_Aim of the task_
Count the lines in the records below that contain the string "sidebar", treating uppercase and lowercase as different. Give only the number.
##### Exercise material
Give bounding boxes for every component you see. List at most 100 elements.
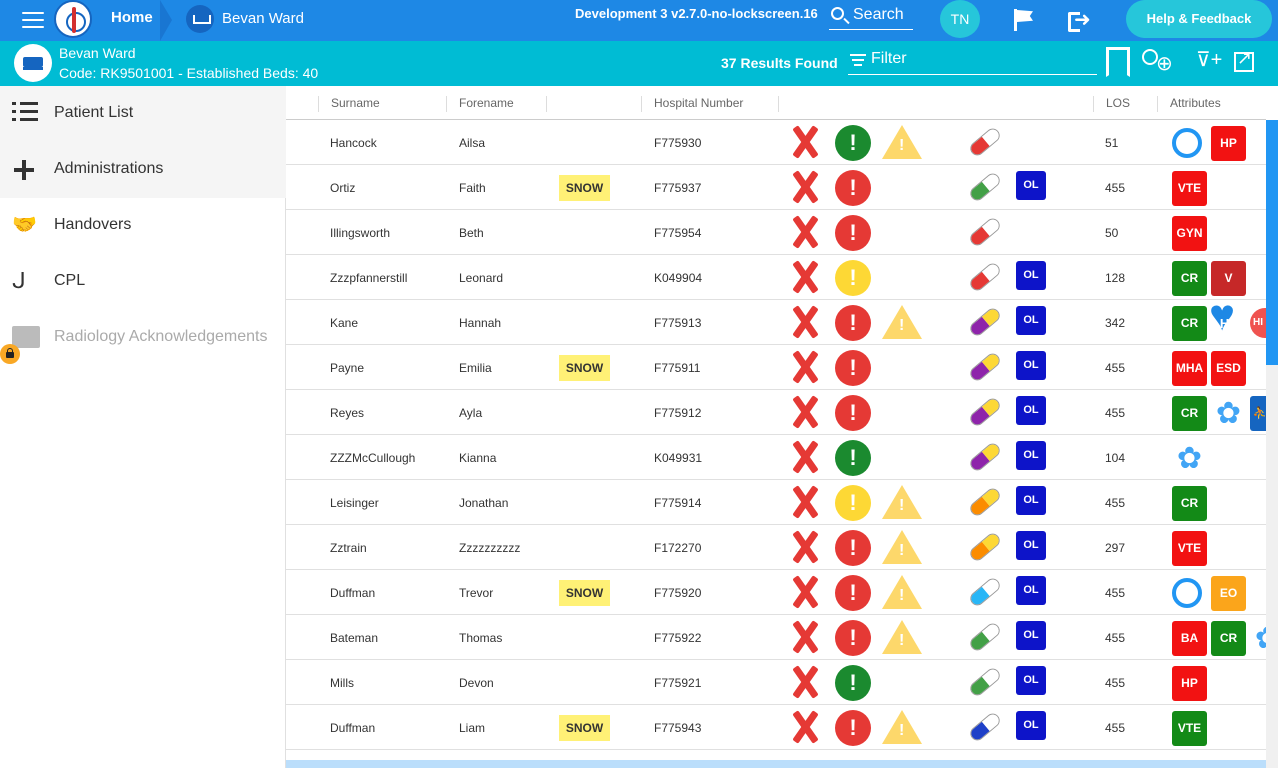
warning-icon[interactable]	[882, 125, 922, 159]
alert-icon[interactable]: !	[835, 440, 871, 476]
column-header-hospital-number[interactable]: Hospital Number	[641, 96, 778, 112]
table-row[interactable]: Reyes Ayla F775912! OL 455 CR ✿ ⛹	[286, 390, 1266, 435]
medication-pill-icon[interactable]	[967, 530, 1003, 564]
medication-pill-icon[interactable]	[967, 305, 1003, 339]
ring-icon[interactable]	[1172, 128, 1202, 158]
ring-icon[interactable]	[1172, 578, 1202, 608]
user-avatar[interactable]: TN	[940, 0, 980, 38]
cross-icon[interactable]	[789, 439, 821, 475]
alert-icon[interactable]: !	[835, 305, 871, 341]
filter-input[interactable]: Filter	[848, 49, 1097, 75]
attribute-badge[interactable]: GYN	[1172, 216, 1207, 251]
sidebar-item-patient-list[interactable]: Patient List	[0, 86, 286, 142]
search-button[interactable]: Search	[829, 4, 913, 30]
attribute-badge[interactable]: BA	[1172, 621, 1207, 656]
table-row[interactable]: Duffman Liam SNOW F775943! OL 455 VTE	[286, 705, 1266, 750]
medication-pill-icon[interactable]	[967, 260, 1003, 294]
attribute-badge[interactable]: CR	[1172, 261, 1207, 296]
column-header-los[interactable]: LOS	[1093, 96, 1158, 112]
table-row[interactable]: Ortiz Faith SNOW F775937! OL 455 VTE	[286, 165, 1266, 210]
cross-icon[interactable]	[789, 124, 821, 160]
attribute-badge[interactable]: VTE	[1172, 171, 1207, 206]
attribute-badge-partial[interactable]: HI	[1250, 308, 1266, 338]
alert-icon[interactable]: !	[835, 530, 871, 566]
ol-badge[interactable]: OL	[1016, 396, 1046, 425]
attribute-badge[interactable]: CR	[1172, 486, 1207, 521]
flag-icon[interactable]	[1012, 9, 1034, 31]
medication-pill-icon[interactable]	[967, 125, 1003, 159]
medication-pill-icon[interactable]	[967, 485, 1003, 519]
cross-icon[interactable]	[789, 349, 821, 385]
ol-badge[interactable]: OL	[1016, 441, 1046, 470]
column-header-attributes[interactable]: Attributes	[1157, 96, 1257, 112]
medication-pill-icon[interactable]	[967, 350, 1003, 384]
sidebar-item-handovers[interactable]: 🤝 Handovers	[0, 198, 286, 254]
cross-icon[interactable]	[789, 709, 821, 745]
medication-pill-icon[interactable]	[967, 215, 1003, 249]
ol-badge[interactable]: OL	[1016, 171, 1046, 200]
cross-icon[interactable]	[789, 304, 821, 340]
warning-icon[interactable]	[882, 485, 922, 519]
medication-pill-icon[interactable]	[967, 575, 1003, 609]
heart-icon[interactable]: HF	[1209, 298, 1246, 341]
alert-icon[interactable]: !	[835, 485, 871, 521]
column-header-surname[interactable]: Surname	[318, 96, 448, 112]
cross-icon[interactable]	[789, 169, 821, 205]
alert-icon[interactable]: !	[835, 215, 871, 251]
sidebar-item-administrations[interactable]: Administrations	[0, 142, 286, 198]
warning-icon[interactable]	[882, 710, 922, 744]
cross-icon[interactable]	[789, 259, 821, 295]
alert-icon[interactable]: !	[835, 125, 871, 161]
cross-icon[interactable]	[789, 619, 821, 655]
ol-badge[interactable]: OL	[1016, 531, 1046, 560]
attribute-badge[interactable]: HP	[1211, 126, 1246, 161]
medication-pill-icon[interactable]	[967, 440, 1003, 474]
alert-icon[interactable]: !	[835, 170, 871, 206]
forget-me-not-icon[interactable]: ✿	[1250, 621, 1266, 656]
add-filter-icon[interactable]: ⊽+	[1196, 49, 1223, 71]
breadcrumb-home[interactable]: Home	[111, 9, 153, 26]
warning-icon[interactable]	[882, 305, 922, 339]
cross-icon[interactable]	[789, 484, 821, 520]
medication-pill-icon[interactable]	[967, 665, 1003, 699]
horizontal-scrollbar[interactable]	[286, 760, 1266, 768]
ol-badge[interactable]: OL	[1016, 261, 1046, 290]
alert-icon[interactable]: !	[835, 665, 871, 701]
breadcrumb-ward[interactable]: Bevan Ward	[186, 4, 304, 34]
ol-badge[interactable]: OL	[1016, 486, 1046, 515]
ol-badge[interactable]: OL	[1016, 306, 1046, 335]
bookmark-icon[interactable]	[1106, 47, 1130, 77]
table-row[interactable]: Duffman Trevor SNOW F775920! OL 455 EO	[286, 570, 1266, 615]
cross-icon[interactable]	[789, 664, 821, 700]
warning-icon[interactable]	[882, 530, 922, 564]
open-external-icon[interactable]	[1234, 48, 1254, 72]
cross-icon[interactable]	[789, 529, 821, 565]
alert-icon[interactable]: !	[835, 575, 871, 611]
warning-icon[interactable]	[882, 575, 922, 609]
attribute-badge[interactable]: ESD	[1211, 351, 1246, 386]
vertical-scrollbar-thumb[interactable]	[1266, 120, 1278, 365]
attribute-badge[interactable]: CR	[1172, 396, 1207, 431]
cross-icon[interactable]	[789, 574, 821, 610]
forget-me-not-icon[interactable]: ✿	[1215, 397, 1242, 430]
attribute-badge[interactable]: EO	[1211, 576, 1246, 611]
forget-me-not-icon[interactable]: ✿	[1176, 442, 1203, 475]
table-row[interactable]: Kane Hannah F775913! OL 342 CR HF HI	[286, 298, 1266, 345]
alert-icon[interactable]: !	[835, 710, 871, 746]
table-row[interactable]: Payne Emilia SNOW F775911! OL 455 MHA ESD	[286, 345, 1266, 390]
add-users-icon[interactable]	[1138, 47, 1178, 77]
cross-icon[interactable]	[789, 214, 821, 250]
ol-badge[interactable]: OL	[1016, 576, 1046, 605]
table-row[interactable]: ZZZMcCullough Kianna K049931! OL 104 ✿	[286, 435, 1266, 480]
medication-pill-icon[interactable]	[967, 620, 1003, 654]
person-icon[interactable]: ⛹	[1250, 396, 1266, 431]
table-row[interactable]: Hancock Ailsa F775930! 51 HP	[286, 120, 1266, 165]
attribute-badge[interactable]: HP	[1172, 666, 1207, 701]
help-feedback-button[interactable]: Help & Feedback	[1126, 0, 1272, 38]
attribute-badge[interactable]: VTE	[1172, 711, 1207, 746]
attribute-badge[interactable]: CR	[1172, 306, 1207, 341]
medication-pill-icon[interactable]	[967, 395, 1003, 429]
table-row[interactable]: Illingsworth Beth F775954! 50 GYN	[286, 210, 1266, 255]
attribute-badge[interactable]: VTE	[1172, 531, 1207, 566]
##########
_Solution below_
3